__Records for this task__
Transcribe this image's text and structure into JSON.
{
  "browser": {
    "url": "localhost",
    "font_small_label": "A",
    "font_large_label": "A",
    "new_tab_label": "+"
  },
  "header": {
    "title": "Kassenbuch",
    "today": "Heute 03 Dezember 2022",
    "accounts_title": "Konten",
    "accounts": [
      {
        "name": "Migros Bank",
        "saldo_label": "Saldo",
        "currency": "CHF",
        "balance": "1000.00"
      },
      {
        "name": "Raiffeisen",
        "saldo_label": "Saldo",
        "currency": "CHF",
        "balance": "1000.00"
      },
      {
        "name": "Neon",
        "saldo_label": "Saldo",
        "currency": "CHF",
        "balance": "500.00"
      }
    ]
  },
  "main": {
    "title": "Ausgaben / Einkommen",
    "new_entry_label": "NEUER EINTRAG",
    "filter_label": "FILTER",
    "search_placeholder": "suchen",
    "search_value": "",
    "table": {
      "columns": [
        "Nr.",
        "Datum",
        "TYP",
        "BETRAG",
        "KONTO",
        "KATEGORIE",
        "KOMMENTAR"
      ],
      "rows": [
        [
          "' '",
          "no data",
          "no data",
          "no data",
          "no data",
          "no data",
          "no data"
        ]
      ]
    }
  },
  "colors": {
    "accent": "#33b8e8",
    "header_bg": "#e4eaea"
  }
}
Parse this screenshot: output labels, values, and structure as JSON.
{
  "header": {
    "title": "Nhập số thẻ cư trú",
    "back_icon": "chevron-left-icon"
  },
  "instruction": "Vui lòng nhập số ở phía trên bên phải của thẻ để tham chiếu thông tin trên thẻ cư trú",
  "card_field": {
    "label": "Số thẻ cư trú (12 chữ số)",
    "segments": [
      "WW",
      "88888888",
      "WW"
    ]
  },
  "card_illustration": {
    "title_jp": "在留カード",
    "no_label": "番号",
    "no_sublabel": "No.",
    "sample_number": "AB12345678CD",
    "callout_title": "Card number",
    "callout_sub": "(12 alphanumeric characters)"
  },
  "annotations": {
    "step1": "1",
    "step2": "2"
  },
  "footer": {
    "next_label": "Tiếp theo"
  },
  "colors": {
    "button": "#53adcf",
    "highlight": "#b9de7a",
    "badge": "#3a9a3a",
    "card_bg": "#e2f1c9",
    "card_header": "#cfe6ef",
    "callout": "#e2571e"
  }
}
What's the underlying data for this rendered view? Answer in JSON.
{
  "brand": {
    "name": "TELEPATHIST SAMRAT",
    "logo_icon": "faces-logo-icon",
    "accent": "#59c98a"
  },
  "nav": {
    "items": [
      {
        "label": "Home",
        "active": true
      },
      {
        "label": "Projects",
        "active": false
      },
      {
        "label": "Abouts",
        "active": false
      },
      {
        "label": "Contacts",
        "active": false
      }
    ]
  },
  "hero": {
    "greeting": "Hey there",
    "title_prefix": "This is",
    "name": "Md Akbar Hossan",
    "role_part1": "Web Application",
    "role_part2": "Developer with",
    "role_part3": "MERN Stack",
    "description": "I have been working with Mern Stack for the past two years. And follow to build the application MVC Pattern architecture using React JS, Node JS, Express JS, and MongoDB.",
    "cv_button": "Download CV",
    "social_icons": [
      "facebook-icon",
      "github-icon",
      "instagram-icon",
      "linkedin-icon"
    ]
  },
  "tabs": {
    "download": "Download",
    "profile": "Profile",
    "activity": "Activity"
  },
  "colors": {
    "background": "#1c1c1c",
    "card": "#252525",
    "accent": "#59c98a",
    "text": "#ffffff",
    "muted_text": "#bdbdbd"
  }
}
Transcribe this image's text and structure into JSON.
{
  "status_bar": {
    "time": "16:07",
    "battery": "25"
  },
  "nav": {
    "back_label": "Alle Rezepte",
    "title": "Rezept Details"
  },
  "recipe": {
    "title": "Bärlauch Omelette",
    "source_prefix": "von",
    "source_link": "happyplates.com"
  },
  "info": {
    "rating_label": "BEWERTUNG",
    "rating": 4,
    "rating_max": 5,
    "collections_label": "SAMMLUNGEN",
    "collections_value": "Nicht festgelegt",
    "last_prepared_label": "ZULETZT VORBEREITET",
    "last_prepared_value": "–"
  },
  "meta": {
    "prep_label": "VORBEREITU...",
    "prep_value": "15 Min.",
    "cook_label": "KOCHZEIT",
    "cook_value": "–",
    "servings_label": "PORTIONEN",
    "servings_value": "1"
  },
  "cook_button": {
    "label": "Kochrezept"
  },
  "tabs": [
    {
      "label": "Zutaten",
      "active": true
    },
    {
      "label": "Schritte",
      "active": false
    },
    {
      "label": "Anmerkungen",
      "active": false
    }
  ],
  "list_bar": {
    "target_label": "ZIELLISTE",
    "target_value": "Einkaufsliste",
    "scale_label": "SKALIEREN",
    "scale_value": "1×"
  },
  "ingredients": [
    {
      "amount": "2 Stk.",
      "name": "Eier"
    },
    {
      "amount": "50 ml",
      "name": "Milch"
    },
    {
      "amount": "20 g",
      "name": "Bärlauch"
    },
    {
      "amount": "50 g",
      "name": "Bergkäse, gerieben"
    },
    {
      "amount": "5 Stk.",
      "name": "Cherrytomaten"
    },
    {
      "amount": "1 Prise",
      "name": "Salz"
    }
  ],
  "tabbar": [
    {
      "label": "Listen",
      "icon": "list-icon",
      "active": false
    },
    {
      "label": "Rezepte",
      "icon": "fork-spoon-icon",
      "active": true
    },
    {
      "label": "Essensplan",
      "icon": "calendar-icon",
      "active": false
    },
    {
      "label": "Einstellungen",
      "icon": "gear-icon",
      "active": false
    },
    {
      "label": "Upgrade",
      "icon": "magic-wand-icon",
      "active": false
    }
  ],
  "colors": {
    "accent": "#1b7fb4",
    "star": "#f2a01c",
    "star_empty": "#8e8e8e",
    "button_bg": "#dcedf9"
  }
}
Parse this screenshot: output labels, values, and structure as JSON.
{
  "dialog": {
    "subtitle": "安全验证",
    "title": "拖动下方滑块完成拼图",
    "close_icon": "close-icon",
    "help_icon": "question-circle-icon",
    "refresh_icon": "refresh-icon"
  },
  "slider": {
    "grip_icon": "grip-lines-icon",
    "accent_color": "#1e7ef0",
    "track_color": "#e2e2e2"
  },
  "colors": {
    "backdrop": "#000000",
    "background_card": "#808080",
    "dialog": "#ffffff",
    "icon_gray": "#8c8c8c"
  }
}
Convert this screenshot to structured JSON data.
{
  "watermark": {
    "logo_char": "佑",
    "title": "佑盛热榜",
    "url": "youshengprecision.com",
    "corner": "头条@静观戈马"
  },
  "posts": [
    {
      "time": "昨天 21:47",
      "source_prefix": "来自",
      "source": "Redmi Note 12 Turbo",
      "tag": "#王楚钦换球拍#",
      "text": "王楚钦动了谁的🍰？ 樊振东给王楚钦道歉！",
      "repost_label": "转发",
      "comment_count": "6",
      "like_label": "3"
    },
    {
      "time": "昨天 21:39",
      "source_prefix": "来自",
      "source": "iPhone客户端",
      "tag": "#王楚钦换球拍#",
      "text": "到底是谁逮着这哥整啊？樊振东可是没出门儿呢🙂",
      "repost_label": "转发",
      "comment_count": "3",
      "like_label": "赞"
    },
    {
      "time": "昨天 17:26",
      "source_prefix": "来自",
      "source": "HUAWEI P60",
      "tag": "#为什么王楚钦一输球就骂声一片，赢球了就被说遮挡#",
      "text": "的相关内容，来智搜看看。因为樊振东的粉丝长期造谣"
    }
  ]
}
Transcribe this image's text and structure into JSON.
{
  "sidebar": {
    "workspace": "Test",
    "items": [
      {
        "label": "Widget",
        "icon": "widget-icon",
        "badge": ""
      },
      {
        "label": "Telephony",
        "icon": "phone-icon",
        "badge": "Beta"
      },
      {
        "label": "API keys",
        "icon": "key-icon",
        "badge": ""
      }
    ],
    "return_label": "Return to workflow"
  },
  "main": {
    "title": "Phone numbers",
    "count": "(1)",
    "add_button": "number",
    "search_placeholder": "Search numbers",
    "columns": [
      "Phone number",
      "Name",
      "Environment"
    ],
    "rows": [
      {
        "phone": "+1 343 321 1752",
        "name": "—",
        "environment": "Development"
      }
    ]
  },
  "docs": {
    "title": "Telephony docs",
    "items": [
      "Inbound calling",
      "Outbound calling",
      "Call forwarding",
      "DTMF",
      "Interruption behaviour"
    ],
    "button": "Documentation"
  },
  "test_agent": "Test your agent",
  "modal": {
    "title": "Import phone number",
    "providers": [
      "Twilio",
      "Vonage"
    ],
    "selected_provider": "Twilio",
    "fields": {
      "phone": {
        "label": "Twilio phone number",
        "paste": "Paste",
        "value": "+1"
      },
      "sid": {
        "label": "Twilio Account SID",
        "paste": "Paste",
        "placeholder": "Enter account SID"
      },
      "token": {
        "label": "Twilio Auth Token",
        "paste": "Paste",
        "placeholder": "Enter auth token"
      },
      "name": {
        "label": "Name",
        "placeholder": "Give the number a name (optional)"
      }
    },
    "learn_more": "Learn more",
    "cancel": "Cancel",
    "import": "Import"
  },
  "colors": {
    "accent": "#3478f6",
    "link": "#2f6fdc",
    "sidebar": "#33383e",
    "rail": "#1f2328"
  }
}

__Directions for this task__
Which lines include the word "Twilio"? List them all.

__Full output__
      "Twilio",
    "selected_provider": "Twilio",
        "label": "Twilio phone number",
        "label": "Twilio Account SID",
        "label": "Twilio Auth Token",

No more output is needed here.